- YOUR TASK -
Copy the items exactly, starting at the first line and ending with the line that contains "bullet-dot-icon [62, 217, 70, 225]", including that line.

- TASK INPUT -
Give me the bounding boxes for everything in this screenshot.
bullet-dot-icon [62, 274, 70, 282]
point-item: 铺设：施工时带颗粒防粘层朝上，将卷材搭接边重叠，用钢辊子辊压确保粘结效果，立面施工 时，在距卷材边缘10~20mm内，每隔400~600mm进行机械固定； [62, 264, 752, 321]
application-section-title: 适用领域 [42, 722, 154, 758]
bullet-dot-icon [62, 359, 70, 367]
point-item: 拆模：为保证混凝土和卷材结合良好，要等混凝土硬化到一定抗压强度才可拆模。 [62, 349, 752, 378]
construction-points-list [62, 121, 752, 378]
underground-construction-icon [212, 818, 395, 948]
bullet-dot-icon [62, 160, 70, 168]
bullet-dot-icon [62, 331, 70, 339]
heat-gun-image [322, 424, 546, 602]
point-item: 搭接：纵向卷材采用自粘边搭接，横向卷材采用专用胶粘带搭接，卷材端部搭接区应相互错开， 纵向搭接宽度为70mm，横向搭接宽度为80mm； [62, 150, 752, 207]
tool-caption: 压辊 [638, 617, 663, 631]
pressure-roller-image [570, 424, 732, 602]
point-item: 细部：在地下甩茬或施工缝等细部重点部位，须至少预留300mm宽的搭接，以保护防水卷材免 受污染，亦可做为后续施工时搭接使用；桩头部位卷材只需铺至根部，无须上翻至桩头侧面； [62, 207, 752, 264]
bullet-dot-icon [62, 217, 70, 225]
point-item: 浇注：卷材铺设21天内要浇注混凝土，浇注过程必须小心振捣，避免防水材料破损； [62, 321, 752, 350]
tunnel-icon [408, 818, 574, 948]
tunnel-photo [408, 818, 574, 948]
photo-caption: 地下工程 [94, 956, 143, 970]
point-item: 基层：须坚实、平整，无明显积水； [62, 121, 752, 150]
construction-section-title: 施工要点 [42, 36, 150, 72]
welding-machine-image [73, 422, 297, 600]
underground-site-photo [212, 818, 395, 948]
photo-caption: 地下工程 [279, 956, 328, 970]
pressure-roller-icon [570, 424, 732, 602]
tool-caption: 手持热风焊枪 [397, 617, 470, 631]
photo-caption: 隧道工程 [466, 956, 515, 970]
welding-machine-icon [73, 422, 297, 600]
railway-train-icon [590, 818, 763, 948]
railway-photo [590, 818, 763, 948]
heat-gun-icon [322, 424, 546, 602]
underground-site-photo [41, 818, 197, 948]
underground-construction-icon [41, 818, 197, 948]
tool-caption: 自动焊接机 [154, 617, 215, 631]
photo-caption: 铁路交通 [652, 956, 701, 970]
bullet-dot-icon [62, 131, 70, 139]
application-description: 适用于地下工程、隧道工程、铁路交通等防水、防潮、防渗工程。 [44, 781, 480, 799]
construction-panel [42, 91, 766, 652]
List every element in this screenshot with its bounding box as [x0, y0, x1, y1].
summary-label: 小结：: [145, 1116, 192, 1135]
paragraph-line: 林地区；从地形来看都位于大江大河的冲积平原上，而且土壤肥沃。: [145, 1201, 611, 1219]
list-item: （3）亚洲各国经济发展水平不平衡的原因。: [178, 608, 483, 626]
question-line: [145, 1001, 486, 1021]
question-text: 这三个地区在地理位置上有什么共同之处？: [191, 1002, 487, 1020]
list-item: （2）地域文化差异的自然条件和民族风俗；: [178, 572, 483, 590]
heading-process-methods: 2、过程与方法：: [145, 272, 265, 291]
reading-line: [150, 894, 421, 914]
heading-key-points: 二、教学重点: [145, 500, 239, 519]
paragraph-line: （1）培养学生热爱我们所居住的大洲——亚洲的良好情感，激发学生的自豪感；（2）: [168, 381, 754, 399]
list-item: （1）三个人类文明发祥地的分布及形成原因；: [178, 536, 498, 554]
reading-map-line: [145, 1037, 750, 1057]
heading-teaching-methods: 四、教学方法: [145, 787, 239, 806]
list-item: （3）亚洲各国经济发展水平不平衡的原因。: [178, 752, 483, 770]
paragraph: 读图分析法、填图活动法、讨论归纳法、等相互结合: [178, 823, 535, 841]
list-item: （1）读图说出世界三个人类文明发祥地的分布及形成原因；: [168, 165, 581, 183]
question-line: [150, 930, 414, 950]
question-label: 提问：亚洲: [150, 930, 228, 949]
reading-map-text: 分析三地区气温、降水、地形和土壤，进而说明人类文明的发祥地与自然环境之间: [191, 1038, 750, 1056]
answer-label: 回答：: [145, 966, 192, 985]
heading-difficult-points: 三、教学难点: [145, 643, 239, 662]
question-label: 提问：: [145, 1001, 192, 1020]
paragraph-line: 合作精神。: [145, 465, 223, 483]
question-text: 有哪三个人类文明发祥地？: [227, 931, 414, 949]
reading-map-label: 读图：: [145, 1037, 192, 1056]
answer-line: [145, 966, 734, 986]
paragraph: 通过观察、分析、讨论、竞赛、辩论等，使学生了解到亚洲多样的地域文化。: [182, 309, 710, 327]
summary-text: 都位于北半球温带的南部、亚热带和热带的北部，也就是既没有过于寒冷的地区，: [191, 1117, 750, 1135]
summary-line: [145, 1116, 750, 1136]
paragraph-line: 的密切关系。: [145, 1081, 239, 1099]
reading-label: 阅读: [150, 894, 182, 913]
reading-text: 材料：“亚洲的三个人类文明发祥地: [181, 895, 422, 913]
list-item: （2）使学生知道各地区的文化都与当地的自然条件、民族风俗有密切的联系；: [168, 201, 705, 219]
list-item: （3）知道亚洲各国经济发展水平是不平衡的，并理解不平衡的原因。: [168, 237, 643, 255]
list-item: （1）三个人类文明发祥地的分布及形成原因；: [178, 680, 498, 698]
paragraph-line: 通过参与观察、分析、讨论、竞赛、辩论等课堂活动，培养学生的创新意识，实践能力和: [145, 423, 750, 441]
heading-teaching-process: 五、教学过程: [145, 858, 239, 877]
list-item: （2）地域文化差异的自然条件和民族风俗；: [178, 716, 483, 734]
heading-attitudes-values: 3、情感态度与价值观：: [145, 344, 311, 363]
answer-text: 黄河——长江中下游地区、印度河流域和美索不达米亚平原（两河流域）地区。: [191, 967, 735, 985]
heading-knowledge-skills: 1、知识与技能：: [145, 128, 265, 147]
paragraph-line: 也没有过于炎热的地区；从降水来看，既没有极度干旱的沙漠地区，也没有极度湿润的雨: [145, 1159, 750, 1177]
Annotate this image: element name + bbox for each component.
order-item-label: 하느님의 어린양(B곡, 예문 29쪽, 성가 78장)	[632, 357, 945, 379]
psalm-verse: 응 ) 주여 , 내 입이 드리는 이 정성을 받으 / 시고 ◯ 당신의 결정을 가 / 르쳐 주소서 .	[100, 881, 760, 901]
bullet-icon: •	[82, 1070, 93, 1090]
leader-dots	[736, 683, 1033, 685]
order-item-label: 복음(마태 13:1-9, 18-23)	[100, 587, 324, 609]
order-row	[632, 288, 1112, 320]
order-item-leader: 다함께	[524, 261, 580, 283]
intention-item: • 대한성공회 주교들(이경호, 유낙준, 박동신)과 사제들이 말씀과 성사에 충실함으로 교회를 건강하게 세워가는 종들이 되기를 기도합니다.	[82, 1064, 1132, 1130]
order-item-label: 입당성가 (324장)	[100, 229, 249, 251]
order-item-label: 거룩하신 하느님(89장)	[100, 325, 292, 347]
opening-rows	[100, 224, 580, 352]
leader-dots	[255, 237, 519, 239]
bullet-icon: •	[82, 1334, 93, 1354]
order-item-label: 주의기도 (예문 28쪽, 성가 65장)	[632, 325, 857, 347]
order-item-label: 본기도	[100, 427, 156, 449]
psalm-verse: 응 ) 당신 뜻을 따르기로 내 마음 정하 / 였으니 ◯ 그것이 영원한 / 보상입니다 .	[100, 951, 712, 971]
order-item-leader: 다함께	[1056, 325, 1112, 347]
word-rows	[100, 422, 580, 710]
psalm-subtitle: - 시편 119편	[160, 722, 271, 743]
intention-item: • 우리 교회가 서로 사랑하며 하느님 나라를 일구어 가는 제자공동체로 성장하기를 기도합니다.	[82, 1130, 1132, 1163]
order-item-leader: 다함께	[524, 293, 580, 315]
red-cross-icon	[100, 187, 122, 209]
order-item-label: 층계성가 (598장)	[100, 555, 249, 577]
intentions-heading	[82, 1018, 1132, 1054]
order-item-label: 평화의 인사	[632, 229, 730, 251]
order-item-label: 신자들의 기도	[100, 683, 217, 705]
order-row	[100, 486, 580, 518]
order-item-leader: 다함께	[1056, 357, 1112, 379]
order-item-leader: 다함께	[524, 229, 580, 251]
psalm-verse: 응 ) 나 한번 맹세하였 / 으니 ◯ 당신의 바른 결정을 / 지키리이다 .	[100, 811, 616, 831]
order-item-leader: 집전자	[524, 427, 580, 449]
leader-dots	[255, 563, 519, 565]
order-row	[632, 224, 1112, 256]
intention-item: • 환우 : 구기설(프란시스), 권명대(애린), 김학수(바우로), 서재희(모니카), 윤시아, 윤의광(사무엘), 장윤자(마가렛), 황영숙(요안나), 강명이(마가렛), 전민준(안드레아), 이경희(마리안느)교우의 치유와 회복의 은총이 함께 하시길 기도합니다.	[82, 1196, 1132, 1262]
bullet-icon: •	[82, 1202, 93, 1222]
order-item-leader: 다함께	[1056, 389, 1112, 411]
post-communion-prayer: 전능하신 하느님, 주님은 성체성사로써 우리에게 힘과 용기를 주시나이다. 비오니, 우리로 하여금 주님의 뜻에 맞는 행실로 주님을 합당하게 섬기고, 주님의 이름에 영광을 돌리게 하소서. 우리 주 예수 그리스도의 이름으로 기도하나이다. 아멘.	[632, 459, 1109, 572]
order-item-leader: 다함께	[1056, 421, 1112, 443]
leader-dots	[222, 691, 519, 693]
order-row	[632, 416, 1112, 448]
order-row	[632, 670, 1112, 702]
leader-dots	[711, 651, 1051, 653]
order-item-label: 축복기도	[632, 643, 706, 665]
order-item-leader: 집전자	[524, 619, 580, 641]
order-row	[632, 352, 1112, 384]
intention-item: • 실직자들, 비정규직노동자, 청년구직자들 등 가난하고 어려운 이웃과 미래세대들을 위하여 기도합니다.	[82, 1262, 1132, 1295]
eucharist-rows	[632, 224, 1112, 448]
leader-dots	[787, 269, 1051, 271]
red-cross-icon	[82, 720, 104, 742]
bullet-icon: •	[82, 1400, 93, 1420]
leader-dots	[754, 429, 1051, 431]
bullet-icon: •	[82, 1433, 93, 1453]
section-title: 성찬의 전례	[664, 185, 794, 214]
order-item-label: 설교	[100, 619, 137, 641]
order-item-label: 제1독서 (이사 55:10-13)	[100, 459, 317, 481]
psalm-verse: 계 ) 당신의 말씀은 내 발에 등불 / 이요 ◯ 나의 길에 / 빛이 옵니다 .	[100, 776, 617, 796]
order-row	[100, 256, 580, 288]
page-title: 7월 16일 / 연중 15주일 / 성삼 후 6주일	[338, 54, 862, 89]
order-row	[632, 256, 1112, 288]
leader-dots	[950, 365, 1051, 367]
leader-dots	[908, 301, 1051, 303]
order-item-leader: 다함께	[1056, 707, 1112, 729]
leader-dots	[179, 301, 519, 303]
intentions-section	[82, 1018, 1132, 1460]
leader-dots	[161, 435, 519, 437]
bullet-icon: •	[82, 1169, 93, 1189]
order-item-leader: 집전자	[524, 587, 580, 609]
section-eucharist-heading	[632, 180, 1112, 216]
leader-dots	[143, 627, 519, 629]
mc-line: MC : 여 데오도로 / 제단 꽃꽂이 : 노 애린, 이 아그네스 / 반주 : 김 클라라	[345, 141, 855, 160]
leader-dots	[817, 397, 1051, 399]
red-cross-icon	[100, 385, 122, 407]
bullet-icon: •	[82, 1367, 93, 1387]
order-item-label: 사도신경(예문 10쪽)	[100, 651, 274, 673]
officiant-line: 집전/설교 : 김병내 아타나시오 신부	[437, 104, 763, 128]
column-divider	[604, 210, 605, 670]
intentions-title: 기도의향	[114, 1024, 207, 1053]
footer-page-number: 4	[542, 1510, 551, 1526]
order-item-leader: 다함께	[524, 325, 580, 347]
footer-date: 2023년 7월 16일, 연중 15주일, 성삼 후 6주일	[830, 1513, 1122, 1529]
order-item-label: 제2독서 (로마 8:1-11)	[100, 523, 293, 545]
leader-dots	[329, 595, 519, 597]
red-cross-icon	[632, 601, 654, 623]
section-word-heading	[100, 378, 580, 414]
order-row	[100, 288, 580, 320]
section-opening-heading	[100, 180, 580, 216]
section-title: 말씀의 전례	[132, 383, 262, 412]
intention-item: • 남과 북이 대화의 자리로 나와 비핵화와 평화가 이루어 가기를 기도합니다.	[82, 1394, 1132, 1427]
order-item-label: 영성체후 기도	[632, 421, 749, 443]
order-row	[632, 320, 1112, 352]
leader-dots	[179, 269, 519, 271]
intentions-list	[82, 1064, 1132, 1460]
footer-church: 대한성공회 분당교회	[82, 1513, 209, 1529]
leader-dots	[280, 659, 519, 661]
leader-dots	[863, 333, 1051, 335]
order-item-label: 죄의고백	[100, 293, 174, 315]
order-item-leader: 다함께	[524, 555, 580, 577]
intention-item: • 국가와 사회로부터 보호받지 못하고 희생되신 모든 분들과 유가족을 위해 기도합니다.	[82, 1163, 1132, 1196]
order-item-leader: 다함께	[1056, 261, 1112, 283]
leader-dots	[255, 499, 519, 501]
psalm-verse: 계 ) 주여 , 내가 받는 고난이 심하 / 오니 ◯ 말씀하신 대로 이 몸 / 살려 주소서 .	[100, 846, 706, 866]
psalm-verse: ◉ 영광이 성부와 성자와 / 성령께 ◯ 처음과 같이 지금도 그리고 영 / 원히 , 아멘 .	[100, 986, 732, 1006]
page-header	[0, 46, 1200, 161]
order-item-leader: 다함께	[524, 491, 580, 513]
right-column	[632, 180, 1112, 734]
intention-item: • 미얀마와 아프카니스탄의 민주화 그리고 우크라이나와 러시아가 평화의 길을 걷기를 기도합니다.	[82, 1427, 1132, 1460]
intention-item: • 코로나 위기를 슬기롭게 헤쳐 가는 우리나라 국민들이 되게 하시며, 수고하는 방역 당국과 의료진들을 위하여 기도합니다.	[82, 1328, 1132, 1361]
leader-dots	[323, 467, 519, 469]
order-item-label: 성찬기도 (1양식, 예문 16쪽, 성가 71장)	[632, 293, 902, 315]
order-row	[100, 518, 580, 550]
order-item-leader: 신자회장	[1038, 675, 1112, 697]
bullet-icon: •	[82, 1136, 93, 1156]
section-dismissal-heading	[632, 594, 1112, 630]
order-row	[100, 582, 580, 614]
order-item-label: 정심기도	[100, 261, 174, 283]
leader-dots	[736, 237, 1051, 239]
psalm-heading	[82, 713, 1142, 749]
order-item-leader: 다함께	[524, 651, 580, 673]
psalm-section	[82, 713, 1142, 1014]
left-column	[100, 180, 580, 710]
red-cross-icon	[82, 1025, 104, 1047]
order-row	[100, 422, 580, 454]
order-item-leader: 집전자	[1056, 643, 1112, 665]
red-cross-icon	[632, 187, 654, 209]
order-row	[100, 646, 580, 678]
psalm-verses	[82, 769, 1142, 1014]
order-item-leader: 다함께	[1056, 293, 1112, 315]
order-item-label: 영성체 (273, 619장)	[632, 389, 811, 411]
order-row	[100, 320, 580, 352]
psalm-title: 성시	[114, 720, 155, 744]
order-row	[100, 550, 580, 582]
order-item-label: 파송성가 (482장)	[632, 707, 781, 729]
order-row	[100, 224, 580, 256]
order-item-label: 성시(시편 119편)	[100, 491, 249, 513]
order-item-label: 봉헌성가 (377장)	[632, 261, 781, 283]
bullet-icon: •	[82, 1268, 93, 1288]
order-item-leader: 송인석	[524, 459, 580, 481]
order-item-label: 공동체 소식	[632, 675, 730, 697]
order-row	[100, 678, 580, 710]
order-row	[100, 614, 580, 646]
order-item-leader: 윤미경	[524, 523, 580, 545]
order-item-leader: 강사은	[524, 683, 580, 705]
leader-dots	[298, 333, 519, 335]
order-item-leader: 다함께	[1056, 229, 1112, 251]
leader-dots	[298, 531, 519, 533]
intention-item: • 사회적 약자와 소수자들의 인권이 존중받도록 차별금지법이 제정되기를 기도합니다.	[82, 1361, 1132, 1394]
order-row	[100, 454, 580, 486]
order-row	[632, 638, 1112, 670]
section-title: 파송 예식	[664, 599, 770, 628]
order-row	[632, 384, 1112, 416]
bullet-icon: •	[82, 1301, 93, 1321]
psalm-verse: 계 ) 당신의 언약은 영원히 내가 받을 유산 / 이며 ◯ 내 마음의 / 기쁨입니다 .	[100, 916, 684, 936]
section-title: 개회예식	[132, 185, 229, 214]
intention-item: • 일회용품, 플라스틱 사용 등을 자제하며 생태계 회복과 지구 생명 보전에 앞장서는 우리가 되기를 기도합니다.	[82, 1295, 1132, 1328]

- ANSWER TO THIS TASK -
Give me the bounding boxes for everything in this screenshot.
bullet-dot-icon [62, 274, 70, 282]
point-item: 铺设：施工时带颗粒防粘层朝上，将卷材搭接边重叠，用钢辊子辊压确保粘结效果，立面施工 时，在距卷材边缘10~20mm内，每隔400~600mm进行机械固定； [62, 264, 752, 321]
application-section-title: 适用领域 [42, 722, 154, 758]
bullet-dot-icon [62, 359, 70, 367]
point-item: 拆模：为保证混凝土和卷材结合良好，要等混凝土硬化到一定抗压强度才可拆模。 [62, 349, 752, 378]
construction-points-list [62, 121, 752, 378]
underground-construction-icon [212, 818, 395, 948]
bullet-dot-icon [62, 160, 70, 168]
bullet-dot-icon [62, 331, 70, 339]
heat-gun-image [322, 424, 546, 602]
point-item: 搭接：纵向卷材采用自粘边搭接，横向卷材采用专用胶粘带搭接，卷材端部搭接区应相互错开， 纵向搭接宽度为70mm，横向搭接宽度为80mm； [62, 150, 752, 207]
tool-caption: 压辊 [638, 617, 663, 631]
pressure-roller-image [570, 424, 732, 602]
point-item: 细部：在地下甩茬或施工缝等细部重点部位，须至少预留300mm宽的搭接，以保护防水卷材免 受污染，亦可做为后续施工时搭接使用；桩头部位卷材只需铺至根部，无须上翻至桩头侧面； [62, 207, 752, 264]
bullet-dot-icon [62, 217, 70, 225]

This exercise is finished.